- [Written task]: Note each line where "icon" appears, and copy it.

[Data items]
· · · ·
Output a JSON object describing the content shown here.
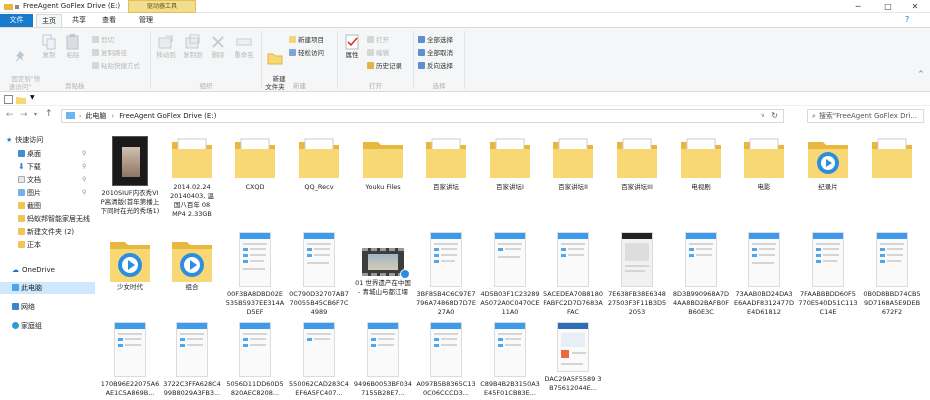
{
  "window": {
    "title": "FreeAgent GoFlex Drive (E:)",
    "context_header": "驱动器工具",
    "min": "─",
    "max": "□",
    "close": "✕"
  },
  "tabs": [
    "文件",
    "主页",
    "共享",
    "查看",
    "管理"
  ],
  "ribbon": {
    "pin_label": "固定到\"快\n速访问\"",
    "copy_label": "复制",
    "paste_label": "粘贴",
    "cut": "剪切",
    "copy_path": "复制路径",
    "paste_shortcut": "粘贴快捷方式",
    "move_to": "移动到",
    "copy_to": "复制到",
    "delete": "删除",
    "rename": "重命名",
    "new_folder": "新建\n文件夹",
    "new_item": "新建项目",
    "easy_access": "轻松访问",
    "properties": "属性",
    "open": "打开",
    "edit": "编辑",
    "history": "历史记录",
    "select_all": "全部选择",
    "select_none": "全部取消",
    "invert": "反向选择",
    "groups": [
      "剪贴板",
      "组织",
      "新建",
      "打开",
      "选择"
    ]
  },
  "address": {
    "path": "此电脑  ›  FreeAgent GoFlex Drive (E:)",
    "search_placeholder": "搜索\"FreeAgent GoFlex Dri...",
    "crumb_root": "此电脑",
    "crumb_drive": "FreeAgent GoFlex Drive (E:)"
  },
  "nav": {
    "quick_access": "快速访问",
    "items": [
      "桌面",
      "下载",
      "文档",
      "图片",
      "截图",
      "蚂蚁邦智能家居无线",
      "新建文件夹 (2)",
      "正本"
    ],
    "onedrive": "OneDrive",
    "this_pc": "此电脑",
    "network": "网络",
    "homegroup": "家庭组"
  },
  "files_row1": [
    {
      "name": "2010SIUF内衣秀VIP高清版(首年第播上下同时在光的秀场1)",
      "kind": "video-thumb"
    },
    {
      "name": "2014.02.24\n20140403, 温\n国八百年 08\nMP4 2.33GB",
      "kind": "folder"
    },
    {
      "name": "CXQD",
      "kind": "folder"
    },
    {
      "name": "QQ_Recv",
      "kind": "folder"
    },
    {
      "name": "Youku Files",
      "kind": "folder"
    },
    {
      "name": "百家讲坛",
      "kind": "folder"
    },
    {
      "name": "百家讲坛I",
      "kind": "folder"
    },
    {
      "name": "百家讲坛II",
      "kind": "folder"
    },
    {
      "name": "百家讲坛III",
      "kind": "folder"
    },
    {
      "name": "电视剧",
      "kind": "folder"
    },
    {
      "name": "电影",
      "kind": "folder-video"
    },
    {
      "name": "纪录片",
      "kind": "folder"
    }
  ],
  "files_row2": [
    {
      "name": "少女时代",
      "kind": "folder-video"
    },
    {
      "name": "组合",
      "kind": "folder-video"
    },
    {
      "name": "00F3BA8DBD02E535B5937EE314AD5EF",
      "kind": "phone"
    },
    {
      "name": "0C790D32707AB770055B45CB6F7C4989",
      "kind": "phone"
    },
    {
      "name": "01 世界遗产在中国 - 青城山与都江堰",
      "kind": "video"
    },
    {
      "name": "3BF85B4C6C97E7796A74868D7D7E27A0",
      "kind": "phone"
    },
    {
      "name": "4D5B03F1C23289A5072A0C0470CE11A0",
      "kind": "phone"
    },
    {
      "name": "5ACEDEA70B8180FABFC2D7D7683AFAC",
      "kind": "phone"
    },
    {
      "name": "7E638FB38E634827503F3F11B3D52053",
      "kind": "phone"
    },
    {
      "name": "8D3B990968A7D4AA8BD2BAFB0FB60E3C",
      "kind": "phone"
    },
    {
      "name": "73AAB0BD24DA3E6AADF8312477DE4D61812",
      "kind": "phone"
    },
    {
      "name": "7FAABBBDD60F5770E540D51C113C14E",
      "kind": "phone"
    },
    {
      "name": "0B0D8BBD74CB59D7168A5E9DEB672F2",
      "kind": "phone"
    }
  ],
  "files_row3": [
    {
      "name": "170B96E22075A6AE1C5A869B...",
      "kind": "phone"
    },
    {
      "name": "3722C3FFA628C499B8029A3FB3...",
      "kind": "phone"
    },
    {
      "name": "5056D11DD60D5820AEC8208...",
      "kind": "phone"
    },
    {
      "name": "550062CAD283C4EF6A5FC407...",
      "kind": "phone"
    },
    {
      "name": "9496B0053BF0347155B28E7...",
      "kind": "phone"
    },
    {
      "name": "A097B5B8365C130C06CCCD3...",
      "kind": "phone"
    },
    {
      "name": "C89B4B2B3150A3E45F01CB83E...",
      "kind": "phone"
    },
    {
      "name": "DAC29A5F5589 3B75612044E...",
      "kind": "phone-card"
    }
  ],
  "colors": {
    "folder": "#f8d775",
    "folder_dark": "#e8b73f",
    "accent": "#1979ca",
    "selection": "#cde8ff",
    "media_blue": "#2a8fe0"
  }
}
· · · ·
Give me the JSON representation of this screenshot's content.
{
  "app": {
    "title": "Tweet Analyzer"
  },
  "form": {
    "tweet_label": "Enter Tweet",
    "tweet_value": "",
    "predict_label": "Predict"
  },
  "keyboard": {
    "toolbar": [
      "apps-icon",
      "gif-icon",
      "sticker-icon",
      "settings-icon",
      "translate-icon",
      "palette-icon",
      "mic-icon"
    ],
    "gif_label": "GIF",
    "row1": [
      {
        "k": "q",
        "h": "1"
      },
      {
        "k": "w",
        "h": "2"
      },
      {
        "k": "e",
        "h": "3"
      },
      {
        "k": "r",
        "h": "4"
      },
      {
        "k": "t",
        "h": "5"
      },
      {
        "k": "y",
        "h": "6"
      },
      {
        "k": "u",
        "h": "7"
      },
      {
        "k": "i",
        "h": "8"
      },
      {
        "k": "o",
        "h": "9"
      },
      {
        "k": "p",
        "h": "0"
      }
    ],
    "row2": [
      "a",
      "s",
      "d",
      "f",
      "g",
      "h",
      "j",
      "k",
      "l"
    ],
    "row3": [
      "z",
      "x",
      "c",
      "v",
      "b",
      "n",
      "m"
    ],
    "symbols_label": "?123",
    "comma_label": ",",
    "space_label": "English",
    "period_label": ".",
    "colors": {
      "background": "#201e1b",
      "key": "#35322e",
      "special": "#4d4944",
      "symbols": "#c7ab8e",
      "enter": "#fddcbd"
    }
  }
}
· · · ·
- [Answer to this task]:
      "apps-icon",
      "gif-icon",
      "sticker-icon",
      "settings-icon",
      "translate-icon",
      "palette-icon",
      "mic-icon"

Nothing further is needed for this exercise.